- [Supplied material]
________________________

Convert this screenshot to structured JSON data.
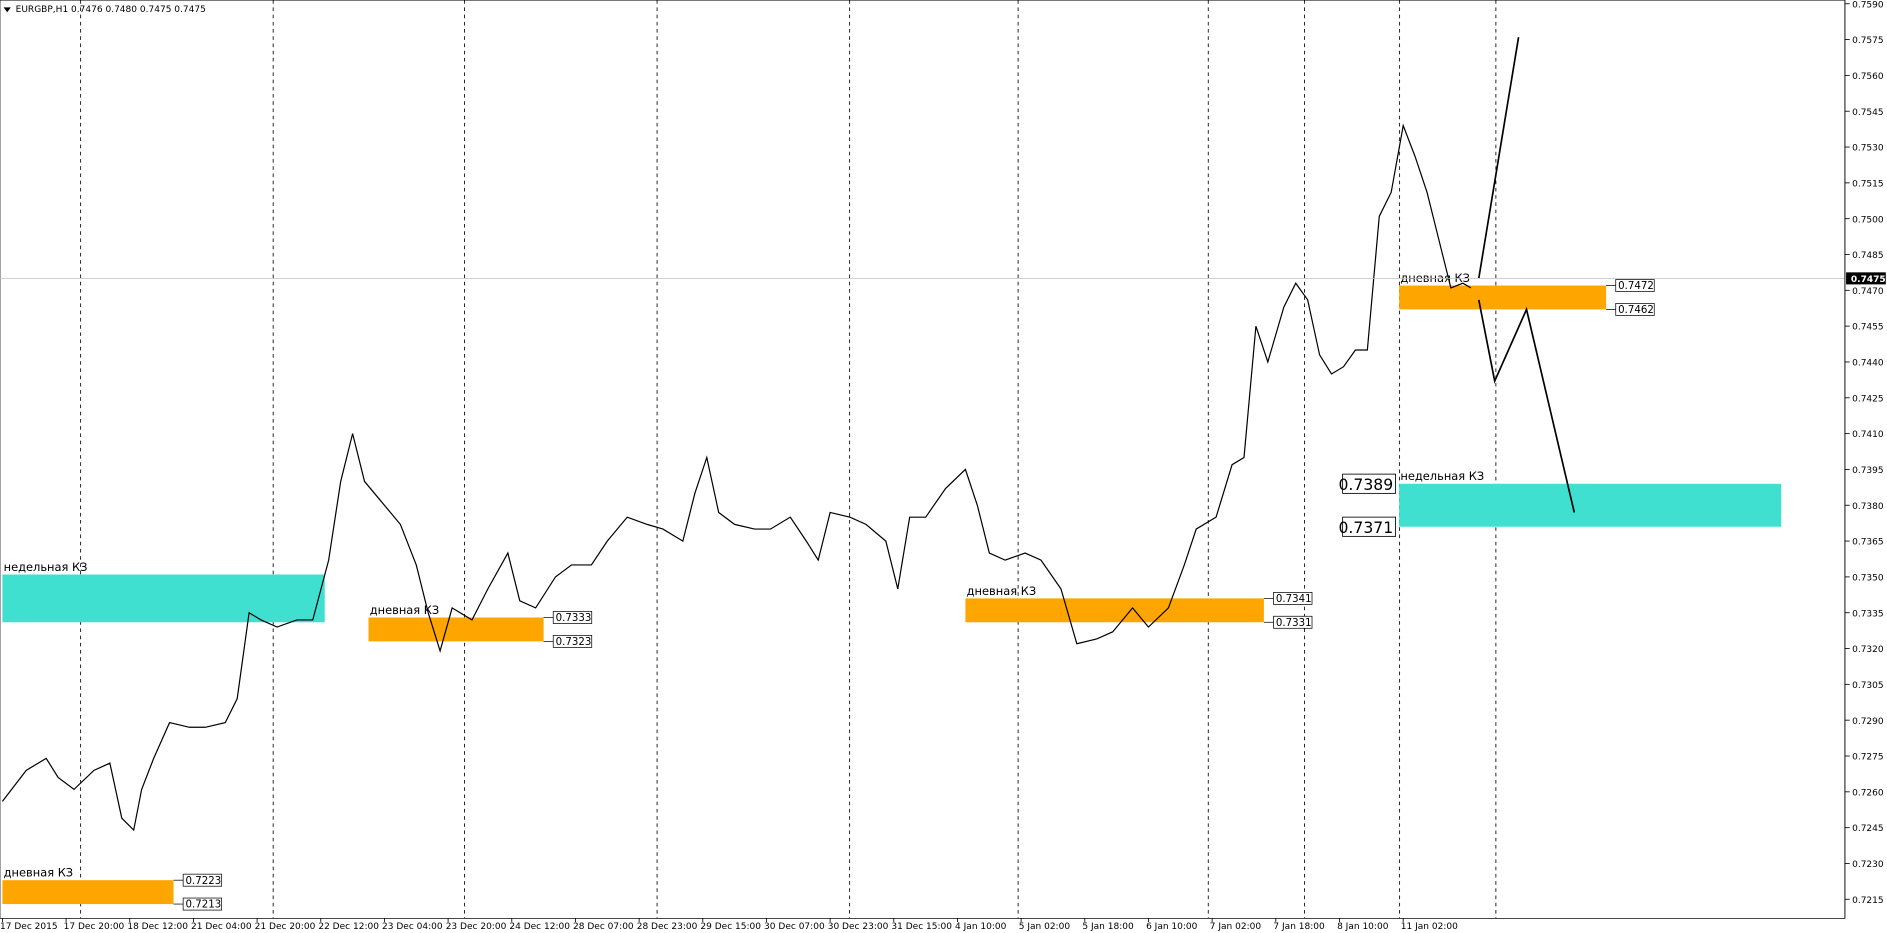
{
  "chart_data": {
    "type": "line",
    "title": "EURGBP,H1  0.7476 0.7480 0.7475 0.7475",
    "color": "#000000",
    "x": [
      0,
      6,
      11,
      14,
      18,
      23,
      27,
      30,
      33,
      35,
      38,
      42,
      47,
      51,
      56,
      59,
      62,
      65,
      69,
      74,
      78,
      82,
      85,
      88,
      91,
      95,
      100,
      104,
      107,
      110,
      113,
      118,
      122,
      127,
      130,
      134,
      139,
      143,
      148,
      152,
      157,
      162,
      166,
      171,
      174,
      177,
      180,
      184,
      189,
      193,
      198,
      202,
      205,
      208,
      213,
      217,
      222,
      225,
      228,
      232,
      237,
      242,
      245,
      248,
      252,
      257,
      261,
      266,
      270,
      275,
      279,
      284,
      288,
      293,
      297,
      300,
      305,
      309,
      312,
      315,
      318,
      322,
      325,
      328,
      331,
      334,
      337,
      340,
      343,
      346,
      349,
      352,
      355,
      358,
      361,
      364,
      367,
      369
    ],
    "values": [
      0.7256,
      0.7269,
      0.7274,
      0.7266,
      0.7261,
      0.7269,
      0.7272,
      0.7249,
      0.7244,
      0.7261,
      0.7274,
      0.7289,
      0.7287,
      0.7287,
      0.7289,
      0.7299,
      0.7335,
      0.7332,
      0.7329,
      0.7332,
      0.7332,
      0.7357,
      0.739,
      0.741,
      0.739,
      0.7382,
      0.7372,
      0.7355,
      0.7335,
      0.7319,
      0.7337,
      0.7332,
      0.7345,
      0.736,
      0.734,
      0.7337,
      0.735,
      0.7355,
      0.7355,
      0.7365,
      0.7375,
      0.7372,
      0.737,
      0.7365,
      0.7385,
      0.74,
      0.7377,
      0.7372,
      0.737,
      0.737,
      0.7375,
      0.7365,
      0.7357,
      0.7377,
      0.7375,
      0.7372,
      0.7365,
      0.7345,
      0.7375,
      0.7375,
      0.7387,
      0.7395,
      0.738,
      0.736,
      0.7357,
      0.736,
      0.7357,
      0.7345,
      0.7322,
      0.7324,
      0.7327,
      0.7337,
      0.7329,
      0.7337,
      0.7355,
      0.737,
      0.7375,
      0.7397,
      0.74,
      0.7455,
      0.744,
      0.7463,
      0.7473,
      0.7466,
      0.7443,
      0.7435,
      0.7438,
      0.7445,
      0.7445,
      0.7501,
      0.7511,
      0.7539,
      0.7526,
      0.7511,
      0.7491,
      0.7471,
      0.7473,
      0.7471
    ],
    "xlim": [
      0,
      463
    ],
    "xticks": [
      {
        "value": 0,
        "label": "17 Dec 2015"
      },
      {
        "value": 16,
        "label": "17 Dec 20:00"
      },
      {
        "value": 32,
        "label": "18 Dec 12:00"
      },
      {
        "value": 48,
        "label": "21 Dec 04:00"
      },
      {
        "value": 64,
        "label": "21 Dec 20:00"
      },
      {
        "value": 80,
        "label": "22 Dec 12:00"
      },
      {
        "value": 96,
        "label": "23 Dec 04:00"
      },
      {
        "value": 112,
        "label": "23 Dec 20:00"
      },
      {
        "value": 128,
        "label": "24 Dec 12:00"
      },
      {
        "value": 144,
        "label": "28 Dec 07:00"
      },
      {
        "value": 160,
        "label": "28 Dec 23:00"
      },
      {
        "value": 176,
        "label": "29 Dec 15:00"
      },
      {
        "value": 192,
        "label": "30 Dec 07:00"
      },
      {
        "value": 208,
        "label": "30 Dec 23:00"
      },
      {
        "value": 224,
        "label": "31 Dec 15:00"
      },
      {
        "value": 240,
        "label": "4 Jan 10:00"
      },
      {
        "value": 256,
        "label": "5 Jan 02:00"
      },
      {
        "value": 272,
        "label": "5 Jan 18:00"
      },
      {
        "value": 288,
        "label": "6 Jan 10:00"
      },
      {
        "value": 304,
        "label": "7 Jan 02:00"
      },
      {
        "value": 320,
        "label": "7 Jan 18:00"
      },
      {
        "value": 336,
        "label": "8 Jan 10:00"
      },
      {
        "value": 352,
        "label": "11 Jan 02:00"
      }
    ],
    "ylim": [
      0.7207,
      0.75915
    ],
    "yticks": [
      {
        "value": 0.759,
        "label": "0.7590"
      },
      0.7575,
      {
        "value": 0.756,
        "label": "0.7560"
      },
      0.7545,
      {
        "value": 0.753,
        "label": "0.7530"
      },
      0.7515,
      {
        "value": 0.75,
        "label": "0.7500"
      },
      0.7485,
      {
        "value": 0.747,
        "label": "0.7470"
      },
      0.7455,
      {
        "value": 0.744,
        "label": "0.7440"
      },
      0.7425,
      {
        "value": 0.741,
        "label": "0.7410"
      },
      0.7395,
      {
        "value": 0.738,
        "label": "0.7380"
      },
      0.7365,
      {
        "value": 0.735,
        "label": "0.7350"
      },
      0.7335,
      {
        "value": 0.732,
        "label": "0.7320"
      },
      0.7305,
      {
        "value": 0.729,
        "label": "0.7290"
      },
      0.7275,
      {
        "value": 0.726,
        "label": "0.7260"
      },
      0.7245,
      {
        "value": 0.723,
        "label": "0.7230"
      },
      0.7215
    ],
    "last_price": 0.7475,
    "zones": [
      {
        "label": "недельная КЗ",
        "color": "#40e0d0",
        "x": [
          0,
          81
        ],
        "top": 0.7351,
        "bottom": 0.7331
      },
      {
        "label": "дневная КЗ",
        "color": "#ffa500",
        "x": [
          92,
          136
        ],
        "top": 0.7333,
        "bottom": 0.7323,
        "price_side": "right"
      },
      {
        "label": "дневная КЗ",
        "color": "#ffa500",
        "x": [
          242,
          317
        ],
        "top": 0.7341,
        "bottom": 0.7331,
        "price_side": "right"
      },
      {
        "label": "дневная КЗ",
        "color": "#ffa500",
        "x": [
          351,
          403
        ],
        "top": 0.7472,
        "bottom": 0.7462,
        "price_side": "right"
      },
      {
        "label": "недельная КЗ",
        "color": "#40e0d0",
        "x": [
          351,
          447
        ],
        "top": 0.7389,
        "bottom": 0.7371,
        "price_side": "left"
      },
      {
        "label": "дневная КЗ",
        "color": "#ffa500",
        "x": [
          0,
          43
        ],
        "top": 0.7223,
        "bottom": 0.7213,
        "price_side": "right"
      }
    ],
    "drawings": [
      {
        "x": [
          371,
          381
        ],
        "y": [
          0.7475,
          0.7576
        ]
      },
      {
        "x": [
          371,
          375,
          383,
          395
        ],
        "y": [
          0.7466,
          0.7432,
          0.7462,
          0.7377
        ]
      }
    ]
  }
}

________________________

- [Direction]
Without the pictures, copy the material exactly as given.

- [Solution for this exercise]
Convert this screenshot to structured JSON data.
{
  "chart_data": {
    "type": "line",
    "title": "EURGBP,H1  0.7476 0.7480 0.7475 0.7475",
    "color": "#000000",
    "x": [
      0,
      6,
      11,
      14,
      18,
      23,
      27,
      30,
      33,
      35,
      38,
      42,
      47,
      51,
      56,
      59,
      62,
      65,
      69,
      74,
      78,
      82,
      85,
      88,
      91,
      95,
      100,
      104,
      107,
      110,
      113,
      118,
      122,
      127,
      130,
      134,
      139,
      143,
      148,
      152,
      157,
      162,
      166,
      171,
      174,
      177,
      180,
      184,
      189,
      193,
      198,
      202,
      205,
      208,
      213,
      217,
      222,
      225,
      228,
      232,
      237,
      242,
      245,
      248,
      252,
      257,
      261,
      266,
      270,
      275,
      279,
      284,
      288,
      293,
      297,
      300,
      305,
      309,
      312,
      315,
      318,
      322,
      325,
      328,
      331,
      334,
      337,
      340,
      343,
      346,
      349,
      352,
      355,
      358,
      361,
      364,
      367,
      369
    ],
    "values": [
      0.7256,
      0.7269,
      0.7274,
      0.7266,
      0.7261,
      0.7269,
      0.7272,
      0.7249,
      0.7244,
      0.7261,
      0.7274,
      0.7289,
      0.7287,
      0.7287,
      0.7289,
      0.7299,
      0.7335,
      0.7332,
      0.7329,
      0.7332,
      0.7332,
      0.7357,
      0.739,
      0.741,
      0.739,
      0.7382,
      0.7372,
      0.7355,
      0.7335,
      0.7319,
      0.7337,
      0.7332,
      0.7345,
      0.736,
      0.734,
      0.7337,
      0.735,
      0.7355,
      0.7355,
      0.7365,
      0.7375,
      0.7372,
      0.737,
      0.7365,
      0.7385,
      0.74,
      0.7377,
      0.7372,
      0.737,
      0.737,
      0.7375,
      0.7365,
      0.7357,
      0.7377,
      0.7375,
      0.7372,
      0.7365,
      0.7345,
      0.7375,
      0.7375,
      0.7387,
      0.7395,
      0.738,
      0.736,
      0.7357,
      0.736,
      0.7357,
      0.7345,
      0.7322,
      0.7324,
      0.7327,
      0.7337,
      0.7329,
      0.7337,
      0.7355,
      0.737,
      0.7375,
      0.7397,
      0.74,
      0.7455,
      0.744,
      0.7463,
      0.7473,
      0.7466,
      0.7443,
      0.7435,
      0.7438,
      0.7445,
      0.7445,
      0.7501,
      0.7511,
      0.7539,
      0.7526,
      0.7511,
      0.7491,
      0.7471,
      0.7473,
      0.7471
    ],
    "xlim": [
      0,
      463
    ],
    "xticks": [
      {
        "value": 0,
        "label": "17 Dec 2015"
      },
      {
        "value": 16,
        "label": "17 Dec 20:00"
      },
      {
        "value": 32,
        "label": "18 Dec 12:00"
      },
      {
        "value": 48,
        "label": "21 Dec 04:00"
      },
      {
        "value": 64,
        "label": "21 Dec 20:00"
      },
      {
        "value": 80,
        "label": "22 Dec 12:00"
      },
      {
        "value": 96,
        "label": "23 Dec 04:00"
      },
      {
        "value": 112,
        "label": "23 Dec 20:00"
      },
      {
        "value": 128,
        "label": "24 Dec 12:00"
      },
      {
        "value": 144,
        "label": "28 Dec 07:00"
      },
      {
        "value": 160,
        "label": "28 Dec 23:00"
      },
      {
        "value": 176,
        "label": "29 Dec 15:00"
      },
      {
        "value": 192,
        "label": "30 Dec 07:00"
      },
      {
        "value": 208,
        "label": "30 Dec 23:00"
      },
      {
        "value": 224,
        "label": "31 Dec 15:00"
      },
      {
        "value": 240,
        "label": "4 Jan 10:00"
      },
      {
        "value": 256,
        "label": "5 Jan 02:00"
      },
      {
        "value": 272,
        "label": "5 Jan 18:00"
      },
      {
        "value": 288,
        "label": "6 Jan 10:00"
      },
      {
        "value": 304,
        "label": "7 Jan 02:00"
      },
      {
        "value": 320,
        "label": "7 Jan 18:00"
      },
      {
        "value": 336,
        "label": "8 Jan 10:00"
      },
      {
        "value": 352,
        "label": "11 Jan 02:00"
      }
    ],
    "ylim": [
      0.7207,
      0.75915
    ],
    "yticks": [
      {
        "value": 0.759,
        "label": "0.7590"
      },
      0.7575,
      {
        "value": 0.756,
        "label": "0.7560"
      },
      0.7545,
      {
        "value": 0.753,
        "label": "0.7530"
      },
      0.7515,
      {
        "value": 0.75,
        "label": "0.7500"
      },
      0.7485,
      {
        "value": 0.747,
        "label": "0.7470"
      },
      0.7455,
      {
        "value": 0.744,
        "label": "0.7440"
      },
      0.7425,
      {
        "value": 0.741,
        "label": "0.7410"
      },
      0.7395,
      {
        "value": 0.738,
        "label": "0.7380"
      },
      0.7365,
      {
        "value": 0.735,
        "label": "0.7350"
      },
      0.7335,
      {
        "value": 0.732,
        "label": "0.7320"
      },
      0.7305,
      {
        "value": 0.729,
        "label": "0.7290"
      },
      0.7275,
      {
        "value": 0.726,
        "label": "0.7260"
      },
      0.7245,
      {
        "value": 0.723,
        "label": "0.7230"
      },
      0.7215
    ],
    "last_price": 0.7475,
    "zones": [
      {
        "label": "недельная КЗ",
        "color": "#40e0d0",
        "x": [
          0,
          81
        ],
        "top": 0.7351,
        "bottom": 0.7331
      },
      {
        "label": "дневная КЗ",
        "color": "#ffa500",
        "x": [
          92,
          136
        ],
        "top": 0.7333,
        "bottom": 0.7323,
        "price_side": "right"
      },
      {
        "label": "дневная КЗ",
        "color": "#ffa500",
        "x": [
          242,
          317
        ],
        "top": 0.7341,
        "bottom": 0.7331,
        "price_side": "right"
      },
      {
        "label": "дневная КЗ",
        "color": "#ffa500",
        "x": [
          351,
          403
        ],
        "top": 0.7472,
        "bottom": 0.7462,
        "price_side": "right"
      },
      {
        "label": "недельная КЗ",
        "color": "#40e0d0",
        "x": [
          351,
          447
        ],
        "top": 0.7389,
        "bottom": 0.7371,
        "price_side": "left"
      },
      {
        "label": "дневная КЗ",
        "color": "#ffa500",
        "x": [
          0,
          43
        ],
        "top": 0.7223,
        "bottom": 0.7213,
        "price_side": "right"
      }
    ],
    "drawings": [
      {
        "x": [
          371,
          381
        ],
        "y": [
          0.7475,
          0.7576
        ]
      },
      {
        "x": [
          371,
          375,
          383,
          395
        ],
        "y": [
          0.7466,
          0.7432,
          0.7462,
          0.7377
        ]
      }
    ]
  }
}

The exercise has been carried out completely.